● GOAL
Work out the number of lines in the listing that include the string "Ratio". Reply with that number alone.

☆ ☆ ☆

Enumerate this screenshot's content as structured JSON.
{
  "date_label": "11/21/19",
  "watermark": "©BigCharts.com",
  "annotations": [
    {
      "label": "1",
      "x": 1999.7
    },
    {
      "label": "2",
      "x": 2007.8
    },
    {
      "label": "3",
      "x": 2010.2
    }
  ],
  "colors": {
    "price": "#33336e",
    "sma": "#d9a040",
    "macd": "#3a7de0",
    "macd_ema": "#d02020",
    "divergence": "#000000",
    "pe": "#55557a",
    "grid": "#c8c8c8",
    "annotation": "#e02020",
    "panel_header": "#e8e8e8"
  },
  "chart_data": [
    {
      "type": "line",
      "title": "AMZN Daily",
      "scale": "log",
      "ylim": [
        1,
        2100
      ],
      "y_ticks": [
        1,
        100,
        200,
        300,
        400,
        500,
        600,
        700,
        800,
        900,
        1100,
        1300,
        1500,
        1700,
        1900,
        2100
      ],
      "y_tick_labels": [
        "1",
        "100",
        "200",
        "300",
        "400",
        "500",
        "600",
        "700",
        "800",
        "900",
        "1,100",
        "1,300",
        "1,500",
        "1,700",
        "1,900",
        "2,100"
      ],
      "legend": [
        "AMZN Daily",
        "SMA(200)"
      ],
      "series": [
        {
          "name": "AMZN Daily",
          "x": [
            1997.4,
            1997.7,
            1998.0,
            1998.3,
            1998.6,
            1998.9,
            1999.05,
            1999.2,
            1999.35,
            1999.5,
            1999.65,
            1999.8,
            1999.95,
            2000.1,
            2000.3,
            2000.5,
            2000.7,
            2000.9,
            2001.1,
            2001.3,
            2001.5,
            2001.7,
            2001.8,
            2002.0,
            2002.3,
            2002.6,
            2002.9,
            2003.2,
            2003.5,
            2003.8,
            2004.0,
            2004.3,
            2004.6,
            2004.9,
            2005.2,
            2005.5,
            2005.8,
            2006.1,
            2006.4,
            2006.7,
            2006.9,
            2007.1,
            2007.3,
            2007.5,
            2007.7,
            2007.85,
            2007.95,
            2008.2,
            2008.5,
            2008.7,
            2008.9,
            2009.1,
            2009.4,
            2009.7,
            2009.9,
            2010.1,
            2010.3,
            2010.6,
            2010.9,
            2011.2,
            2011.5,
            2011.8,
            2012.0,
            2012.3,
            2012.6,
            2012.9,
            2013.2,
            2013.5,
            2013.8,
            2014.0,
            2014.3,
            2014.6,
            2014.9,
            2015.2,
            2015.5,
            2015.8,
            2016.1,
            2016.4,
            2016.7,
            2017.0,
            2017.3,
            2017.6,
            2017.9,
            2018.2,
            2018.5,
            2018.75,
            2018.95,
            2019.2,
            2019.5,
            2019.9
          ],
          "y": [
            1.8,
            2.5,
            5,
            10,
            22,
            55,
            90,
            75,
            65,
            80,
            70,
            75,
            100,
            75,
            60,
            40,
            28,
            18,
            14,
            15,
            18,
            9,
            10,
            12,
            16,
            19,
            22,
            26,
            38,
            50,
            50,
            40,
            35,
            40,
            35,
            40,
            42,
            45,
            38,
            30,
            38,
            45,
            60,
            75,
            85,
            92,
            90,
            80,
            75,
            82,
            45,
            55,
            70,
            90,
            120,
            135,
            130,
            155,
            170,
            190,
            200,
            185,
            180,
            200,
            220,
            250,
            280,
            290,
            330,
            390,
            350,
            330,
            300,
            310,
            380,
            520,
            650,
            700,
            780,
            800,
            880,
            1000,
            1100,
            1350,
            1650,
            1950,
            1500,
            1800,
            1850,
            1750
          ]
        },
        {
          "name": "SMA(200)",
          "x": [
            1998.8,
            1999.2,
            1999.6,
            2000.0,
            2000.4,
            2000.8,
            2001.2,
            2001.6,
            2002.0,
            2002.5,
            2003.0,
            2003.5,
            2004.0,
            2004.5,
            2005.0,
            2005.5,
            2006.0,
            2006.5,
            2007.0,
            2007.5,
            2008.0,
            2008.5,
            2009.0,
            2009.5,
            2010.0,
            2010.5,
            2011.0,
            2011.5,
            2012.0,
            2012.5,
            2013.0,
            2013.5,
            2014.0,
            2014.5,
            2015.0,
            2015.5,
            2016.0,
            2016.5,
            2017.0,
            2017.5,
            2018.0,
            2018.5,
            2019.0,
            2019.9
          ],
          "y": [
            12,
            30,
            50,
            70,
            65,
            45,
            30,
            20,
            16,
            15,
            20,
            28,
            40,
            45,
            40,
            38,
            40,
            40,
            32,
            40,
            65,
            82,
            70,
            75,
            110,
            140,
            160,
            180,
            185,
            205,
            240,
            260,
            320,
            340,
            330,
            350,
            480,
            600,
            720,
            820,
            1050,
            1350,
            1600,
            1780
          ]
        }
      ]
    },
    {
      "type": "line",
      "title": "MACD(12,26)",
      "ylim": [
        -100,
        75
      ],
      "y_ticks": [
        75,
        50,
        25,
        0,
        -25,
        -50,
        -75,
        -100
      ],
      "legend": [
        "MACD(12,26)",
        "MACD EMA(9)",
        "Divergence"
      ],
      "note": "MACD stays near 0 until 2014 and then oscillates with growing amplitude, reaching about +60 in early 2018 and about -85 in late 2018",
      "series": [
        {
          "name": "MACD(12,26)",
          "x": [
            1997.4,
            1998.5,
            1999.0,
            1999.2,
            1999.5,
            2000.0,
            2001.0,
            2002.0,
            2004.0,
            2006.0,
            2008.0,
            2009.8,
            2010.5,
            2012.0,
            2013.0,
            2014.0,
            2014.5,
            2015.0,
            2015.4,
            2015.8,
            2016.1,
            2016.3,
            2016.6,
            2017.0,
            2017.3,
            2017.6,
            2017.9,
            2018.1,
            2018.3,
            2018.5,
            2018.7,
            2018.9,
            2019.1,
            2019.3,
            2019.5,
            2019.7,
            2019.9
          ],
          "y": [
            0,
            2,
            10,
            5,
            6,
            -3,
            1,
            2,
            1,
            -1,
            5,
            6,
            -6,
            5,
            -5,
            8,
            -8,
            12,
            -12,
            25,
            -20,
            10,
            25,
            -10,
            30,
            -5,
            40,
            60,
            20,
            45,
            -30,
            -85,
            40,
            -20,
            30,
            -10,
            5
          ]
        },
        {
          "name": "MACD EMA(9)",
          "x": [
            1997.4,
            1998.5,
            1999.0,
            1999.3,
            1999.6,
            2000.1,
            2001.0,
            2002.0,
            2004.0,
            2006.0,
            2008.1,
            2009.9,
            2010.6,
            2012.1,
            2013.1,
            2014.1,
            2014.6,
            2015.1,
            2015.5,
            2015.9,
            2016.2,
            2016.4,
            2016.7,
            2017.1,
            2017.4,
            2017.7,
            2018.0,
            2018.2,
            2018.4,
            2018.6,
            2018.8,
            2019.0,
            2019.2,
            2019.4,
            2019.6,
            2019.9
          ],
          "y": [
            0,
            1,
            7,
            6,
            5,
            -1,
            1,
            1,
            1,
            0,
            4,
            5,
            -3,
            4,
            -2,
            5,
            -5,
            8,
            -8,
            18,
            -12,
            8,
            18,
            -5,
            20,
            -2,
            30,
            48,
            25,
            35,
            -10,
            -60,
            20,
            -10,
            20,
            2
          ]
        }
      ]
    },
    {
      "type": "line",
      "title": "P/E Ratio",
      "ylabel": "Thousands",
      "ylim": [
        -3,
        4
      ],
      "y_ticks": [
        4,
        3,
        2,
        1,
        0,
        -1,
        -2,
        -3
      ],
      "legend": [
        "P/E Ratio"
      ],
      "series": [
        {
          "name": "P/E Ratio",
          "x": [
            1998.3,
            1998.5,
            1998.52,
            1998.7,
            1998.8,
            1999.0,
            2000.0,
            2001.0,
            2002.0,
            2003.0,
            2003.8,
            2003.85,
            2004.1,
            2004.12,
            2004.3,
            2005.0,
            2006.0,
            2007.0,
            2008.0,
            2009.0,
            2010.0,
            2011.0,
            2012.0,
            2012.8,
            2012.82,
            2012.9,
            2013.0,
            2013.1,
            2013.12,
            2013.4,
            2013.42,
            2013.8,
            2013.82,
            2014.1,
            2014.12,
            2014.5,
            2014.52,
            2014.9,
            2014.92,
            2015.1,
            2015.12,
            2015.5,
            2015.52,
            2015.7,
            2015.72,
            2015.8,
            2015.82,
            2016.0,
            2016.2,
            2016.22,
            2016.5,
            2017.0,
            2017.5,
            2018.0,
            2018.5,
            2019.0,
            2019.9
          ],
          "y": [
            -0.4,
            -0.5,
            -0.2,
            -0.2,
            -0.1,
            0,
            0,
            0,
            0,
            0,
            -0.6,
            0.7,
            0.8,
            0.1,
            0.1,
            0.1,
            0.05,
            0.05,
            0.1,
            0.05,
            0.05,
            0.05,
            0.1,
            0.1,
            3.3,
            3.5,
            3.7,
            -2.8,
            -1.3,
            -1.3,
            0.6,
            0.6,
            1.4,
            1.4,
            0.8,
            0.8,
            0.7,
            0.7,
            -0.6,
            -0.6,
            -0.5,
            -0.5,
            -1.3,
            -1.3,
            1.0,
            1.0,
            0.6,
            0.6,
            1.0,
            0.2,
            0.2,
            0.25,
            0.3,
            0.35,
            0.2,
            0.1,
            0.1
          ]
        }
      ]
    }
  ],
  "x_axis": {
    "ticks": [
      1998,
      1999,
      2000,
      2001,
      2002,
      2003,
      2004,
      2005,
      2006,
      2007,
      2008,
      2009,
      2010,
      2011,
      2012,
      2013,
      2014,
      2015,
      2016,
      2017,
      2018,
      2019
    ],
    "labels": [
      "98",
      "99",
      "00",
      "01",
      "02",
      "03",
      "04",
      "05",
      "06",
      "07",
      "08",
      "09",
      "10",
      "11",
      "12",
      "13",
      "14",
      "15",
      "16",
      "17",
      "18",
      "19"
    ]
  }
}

☆ ☆ ☆

● RESPONSE TO THIS EXERCISE
3